§ **Work to complete**:
Find the lines with "required" in them and copy them out.

§ **Dataset content**:
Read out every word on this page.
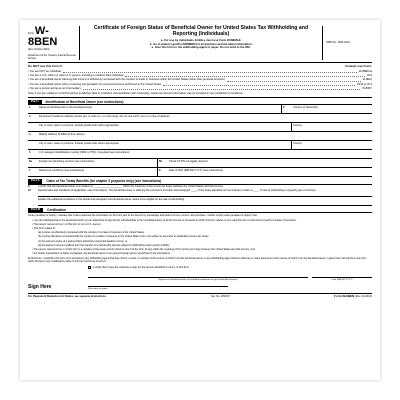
Form W-8BEN
(Rev. October 2021)
Department of the Treasury Internal Revenue Service
Certificate of Foreign Status of Beneficial Owner for United States Tax Withholding and Reporting (Individuals)
► For use by individuals. Entities must use Form W-8BEN-E.
► Go to www.irs.gov/FormW8BEN for instructions and the latest information.
► Give this form to the withholding agent or payer. Do not send to the IRS.
OMB No. 1545-1621
Do NOT use this form if:	Instead, use Form:
• You are NOT an individual	W-8BEN-E
• You are a U.S. citizen or other U.S. person, including a resident alien individual	W-9
• You are a beneficial owner claiming that income is effectively connected with the conduct of trade or business within the United States (other than personal services)	W-8ECI
• You are a beneficial owner who is receiving compensation for personal services performed in the United States	8233 or W-4
• You are a person acting as an intermediary	W-8IMY
Note: If you are resident in a FATCA partner jurisdiction (that is, a Model 1 IGA jurisdiction with reciprocity), certain tax account information may be provided to your jurisdiction of residence.
Part I	Identification of Beneficial Owner (see instructions)
1	Name of individual who is the beneficial owner	2	Country of citizenship
3	Permanent residence address (street, apt. or suite no., or rural route). Do not use a P.O. box or in-care-of address.
City or town, state or province. Include postal code where appropriate.	Country
4	Mailing address (if different from above)
City or town, state or province. Include postal code where appropriate.	Country
5	U.S. taxpayer identification number (SSN or ITIN), if required (see instructions)
6a	Foreign tax identifying number (see instructions)	6b	Check if FTIN not legally required
7	Reference number(s) (see instructions)	8	Date of birth (MM-DD-YYYY) (see instructions)
Part II	Claim of Tax Treaty Benefits (for chapter 3 purposes only) (see instructions)
9	I certify that the beneficial owner is a resident of ____________________ within the meaning of the income tax treaty between the United States and that country.
10	Special rates and conditions (if applicable—see instructions): The beneficial owner is claiming the provisions of Article and paragraph ____ of the treaty identified on line 9 above to claim a ____ % rate of withholding on (specify type of income):
Explain the additional conditions in the Article and paragraph the beneficial owner meets to be eligible for the rate of withholding:
Part III	Certification

Under penalties of perjury, I declare that I have examined the information on this form and to the best of my knowledge and belief it is true, correct, and complete. I further certify under penalties of perjury that:

• I am the individual that is the beneficial owner (or am authorized to sign for the individual that is the beneficial owner) of all the income or proceeds to which this form relates or am using this form to document myself for chapter 4 purposes;

• The person named on line 1 of this form is not a U.S. person;

• This form relates to:

(a) income not effectively connected with the conduct of a trade or business in the United States;

(b) income effectively connected with the conduct of a trade or business in the United States but is not subject to tax under an applicable income tax treaty;

(c) the partner's share of a partnership's effectively connected taxable income; or

(d) the partner's amount realized from the transfer of a partnership interest subject to withholding under section 1446(f);

• The person named on line 1 of this form is a resident of the treaty country listed on line 9 of the form (if any) within the meaning of the income tax treaty between the United States and that country; and

• For broker transactions or barter exchanges, the beneficial owner is an exempt foreign person as defined in the instructions.

Furthermore, I authorize this form to be provided to any withholding agent that has control, receipt, or custody of the income of which I am the beneficial owner or any withholding agent that can disburse or make payments of the income of which I am the beneficial owner. I agree that I will submit a new form within 30 days if any certification made on this form becomes incorrect.

I certify that I have the capacity to sign for the person identified on line 1 of this form.
Sign Here
Signature of beneficial owner (or individual authorized to sign for beneficial owner)	Date (MM-DD-YYYY)
Print name of signer
For Paperwork Reduction Act Notice, see separate instructions.	Cat. No. 25047Z	Form W-8BEN (Rev. 10-2021)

§ **Answer for the task**:
5	U.S. taxpayer identification number (SSN or ITIN), if required (see instructions)
6a	Foreign tax identifying number (see instructions)	6b	Check if FTIN not legally required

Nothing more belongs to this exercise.